# GOAL
Set down each line of the material that follows, exactly, with no pictures.
* begin *
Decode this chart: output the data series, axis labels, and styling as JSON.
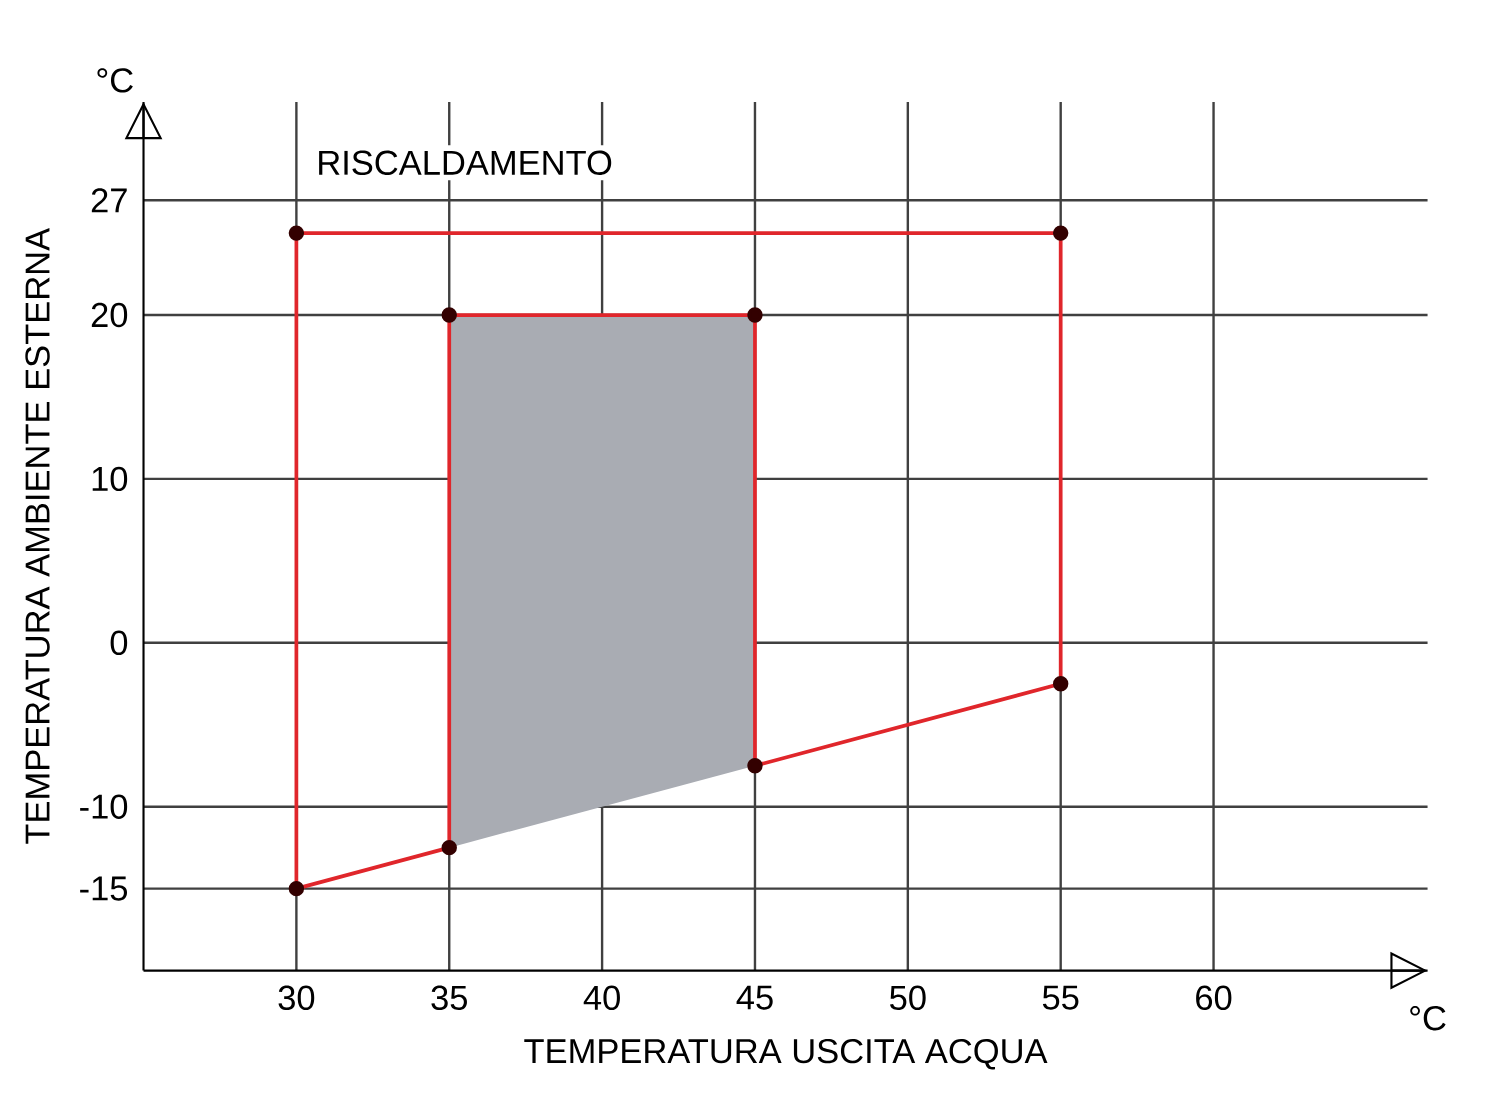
{
  "chart_data": {
    "type": "line",
    "title": "RISCALDAMENTO",
    "xlabel": "TEMPERATURA USCITA ACQUA",
    "ylabel": "TEMPERATURA AMBIENTE ESTERNA",
    "annotations": [
      "°C",
      "°C"
    ],
    "series": [
      {
        "type": "area",
        "color": "#a9acb3",
        "x": [
          35,
          35,
          45,
          45,
          35
        ],
        "values": [
          -12.5,
          20,
          20,
          -7.5,
          -12.5
        ]
      },
      {
        "type": "line",
        "color": "#e0262b",
        "marker": "circle",
        "x": [
          30,
          30,
          55,
          55,
          45,
          45,
          35,
          35
        ],
        "values": [
          -15,
          25,
          25,
          -2.5,
          -7.5,
          20,
          20,
          -12.5
        ]
      },
      {
        "color": "#e0262b",
        "marker": "none",
        "x": [
          30,
          35
        ],
        "values": [
          -15,
          -12.5
        ]
      }
    ],
    "xlim": [
      25,
      67
    ],
    "ylim": [
      -20,
      33
    ],
    "xticks": [
      30,
      35,
      40,
      45,
      50,
      55,
      60
    ],
    "yticks": [
      -15,
      -10,
      0,
      10,
      20,
      27
    ],
    "grid": true
  }
}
* end *
# TASK SOLUTION
Decode this chart: output the data series, axis labels, and styling as JSON.
{
  "chart_data": {
    "type": "line",
    "title": "RISCALDAMENTO",
    "xlabel": "TEMPERATURA USCITA ACQUA",
    "ylabel": "TEMPERATURA AMBIENTE ESTERNA",
    "annotations": [
      "°C",
      "°C"
    ],
    "series": [
      {
        "type": "area",
        "color": "#a9acb3",
        "x": [
          35,
          35,
          45,
          45,
          35
        ],
        "values": [
          -12.5,
          20,
          20,
          -7.5,
          -12.5
        ]
      },
      {
        "type": "line",
        "color": "#e0262b",
        "marker": "circle",
        "x": [
          30,
          30,
          55,
          55,
          45,
          45,
          35,
          35
        ],
        "values": [
          -15,
          25,
          25,
          -2.5,
          -7.5,
          20,
          20,
          -12.5
        ]
      },
      {
        "color": "#e0262b",
        "marker": "none",
        "x": [
          30,
          35
        ],
        "values": [
          -15,
          -12.5
        ]
      }
    ],
    "xlim": [
      25,
      67
    ],
    "ylim": [
      -20,
      33
    ],
    "xticks": [
      30,
      35,
      40,
      45,
      50,
      55,
      60
    ],
    "yticks": [
      -15,
      -10,
      0,
      10,
      20,
      27
    ],
    "grid": true
  }
}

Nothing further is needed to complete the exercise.